**ENTRIES**
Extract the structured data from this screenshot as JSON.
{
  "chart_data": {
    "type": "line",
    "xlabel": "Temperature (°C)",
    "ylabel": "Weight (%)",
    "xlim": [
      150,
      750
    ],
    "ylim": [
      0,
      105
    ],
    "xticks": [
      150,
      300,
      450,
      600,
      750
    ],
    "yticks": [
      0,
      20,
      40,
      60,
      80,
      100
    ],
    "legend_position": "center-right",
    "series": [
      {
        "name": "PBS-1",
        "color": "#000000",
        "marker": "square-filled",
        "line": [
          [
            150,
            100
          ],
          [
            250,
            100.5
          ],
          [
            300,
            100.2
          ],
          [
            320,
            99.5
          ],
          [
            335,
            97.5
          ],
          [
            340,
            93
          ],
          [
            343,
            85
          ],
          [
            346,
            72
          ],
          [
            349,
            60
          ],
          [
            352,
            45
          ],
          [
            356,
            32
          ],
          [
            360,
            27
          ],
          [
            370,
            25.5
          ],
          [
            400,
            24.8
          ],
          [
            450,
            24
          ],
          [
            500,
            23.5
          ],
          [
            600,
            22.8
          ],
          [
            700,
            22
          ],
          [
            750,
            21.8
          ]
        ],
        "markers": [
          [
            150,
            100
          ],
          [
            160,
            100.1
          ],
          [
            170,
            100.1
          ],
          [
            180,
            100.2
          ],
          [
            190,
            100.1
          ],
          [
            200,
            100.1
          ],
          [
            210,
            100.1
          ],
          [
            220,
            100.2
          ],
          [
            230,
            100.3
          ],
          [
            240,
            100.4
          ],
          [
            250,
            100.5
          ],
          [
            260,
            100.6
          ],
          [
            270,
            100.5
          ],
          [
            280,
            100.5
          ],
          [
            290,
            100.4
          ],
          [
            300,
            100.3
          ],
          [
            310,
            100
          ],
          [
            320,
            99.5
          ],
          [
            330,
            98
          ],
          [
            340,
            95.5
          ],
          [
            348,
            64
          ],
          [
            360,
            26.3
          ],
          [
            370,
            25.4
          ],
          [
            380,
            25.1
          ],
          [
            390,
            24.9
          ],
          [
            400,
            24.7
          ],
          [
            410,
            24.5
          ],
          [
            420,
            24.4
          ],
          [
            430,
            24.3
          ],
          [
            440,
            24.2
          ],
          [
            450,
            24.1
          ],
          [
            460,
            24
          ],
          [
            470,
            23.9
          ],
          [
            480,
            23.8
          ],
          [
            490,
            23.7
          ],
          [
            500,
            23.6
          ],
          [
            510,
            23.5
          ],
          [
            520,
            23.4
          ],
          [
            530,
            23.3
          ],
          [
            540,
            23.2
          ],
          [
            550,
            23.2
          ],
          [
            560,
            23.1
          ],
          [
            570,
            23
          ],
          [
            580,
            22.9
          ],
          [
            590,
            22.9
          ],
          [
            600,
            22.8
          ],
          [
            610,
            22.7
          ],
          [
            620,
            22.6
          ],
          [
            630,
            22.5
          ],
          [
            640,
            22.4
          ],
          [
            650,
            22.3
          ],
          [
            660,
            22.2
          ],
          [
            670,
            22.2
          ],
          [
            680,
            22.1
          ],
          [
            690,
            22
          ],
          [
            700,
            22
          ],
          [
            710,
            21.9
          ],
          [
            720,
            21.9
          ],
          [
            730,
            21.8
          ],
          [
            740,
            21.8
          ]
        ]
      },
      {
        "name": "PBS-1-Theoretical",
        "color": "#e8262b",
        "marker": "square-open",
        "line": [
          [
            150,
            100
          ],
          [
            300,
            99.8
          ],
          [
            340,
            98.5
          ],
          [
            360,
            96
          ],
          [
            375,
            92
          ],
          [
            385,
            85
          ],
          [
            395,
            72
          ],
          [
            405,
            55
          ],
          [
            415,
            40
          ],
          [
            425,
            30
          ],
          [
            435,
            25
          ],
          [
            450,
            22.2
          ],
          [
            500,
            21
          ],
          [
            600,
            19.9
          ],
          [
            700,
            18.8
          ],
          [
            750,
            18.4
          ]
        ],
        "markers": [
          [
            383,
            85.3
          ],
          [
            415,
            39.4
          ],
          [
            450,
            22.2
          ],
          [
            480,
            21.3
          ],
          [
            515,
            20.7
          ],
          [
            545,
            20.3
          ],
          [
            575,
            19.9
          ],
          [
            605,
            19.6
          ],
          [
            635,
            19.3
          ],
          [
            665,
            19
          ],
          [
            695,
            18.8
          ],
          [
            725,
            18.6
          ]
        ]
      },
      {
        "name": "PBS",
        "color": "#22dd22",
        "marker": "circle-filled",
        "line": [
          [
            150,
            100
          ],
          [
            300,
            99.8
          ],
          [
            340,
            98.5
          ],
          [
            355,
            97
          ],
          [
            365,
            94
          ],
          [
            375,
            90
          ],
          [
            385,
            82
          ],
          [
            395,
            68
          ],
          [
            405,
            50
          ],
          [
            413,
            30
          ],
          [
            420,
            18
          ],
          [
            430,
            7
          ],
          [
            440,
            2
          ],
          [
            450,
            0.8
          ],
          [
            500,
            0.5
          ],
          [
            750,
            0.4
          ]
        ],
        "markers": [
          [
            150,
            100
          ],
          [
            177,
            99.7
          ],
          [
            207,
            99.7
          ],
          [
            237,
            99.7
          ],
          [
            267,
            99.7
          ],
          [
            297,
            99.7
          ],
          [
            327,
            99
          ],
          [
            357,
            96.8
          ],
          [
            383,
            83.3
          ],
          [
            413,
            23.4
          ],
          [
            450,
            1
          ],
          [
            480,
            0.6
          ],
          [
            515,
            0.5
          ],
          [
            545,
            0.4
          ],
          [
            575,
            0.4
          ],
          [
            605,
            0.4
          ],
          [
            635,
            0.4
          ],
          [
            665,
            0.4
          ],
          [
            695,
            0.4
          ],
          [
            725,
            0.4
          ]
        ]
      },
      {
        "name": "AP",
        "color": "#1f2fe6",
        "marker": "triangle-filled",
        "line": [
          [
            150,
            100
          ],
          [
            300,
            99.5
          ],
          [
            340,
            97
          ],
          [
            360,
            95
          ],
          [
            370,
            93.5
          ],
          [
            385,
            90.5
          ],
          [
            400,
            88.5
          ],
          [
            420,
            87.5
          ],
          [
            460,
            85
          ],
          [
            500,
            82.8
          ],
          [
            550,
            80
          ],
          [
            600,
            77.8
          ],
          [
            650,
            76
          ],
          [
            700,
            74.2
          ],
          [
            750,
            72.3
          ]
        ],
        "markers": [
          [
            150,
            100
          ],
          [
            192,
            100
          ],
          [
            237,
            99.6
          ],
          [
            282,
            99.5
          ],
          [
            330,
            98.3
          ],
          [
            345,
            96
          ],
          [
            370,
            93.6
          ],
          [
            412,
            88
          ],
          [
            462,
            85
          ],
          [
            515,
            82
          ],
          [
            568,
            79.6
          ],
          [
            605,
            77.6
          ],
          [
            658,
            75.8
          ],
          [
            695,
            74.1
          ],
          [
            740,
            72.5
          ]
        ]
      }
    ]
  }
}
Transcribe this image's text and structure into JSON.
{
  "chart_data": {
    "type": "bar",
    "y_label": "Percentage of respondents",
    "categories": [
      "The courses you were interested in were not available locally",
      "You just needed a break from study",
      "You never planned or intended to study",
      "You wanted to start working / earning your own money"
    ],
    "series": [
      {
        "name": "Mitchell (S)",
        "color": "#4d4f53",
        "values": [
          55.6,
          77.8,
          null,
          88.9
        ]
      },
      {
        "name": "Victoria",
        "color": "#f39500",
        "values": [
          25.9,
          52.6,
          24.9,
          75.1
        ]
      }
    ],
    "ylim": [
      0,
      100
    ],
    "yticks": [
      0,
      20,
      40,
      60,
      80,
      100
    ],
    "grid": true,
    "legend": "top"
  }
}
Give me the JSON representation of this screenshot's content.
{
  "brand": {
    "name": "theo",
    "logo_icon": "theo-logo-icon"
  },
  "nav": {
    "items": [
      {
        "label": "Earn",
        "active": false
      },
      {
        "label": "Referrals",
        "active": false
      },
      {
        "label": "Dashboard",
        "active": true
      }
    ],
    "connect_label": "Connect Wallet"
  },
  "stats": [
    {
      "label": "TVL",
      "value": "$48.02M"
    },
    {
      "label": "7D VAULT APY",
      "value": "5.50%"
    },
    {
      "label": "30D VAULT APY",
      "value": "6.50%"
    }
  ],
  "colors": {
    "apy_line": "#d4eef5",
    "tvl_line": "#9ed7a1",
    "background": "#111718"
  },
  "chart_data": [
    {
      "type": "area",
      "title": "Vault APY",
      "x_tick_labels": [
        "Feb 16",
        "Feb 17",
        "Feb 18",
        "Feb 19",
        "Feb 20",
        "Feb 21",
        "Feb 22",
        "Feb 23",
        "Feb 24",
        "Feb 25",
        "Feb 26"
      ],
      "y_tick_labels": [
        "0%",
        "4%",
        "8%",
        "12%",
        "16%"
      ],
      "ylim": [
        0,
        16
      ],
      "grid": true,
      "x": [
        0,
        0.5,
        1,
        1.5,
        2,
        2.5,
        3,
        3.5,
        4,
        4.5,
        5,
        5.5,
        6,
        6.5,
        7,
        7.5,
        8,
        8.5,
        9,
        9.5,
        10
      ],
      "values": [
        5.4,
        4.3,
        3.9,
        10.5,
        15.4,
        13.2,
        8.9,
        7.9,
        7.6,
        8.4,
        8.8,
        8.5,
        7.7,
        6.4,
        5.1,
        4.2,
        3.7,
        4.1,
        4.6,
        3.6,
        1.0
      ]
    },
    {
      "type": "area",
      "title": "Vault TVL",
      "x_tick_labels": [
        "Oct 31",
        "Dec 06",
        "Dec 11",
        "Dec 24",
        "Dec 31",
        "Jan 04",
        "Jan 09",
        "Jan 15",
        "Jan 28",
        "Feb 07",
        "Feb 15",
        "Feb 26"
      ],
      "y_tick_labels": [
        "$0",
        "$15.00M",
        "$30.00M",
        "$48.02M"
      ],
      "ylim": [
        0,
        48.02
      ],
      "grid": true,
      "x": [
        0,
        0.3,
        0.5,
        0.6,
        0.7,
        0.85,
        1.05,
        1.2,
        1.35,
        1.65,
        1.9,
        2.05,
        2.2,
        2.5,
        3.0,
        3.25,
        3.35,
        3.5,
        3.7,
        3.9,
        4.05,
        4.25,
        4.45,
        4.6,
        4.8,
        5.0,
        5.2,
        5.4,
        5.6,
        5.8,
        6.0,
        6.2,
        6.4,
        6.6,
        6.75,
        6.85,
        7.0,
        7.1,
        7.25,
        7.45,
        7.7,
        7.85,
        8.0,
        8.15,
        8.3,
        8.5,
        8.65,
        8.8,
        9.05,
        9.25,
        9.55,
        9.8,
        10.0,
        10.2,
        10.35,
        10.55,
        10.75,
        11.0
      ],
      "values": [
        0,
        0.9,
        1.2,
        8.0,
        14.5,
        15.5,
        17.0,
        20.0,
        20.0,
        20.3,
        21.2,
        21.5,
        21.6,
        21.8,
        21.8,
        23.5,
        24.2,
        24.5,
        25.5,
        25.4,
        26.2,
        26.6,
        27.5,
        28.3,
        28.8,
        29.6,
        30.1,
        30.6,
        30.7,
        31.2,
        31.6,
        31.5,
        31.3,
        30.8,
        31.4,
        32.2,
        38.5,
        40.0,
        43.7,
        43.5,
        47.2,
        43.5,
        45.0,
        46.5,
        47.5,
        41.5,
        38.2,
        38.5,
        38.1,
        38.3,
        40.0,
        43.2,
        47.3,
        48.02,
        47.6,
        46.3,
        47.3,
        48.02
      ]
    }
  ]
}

**YOUR TASK**
Among the entries, how many lines contain the string "from"? Give the number without anything else.

**PROBLEM SOLUTION**
2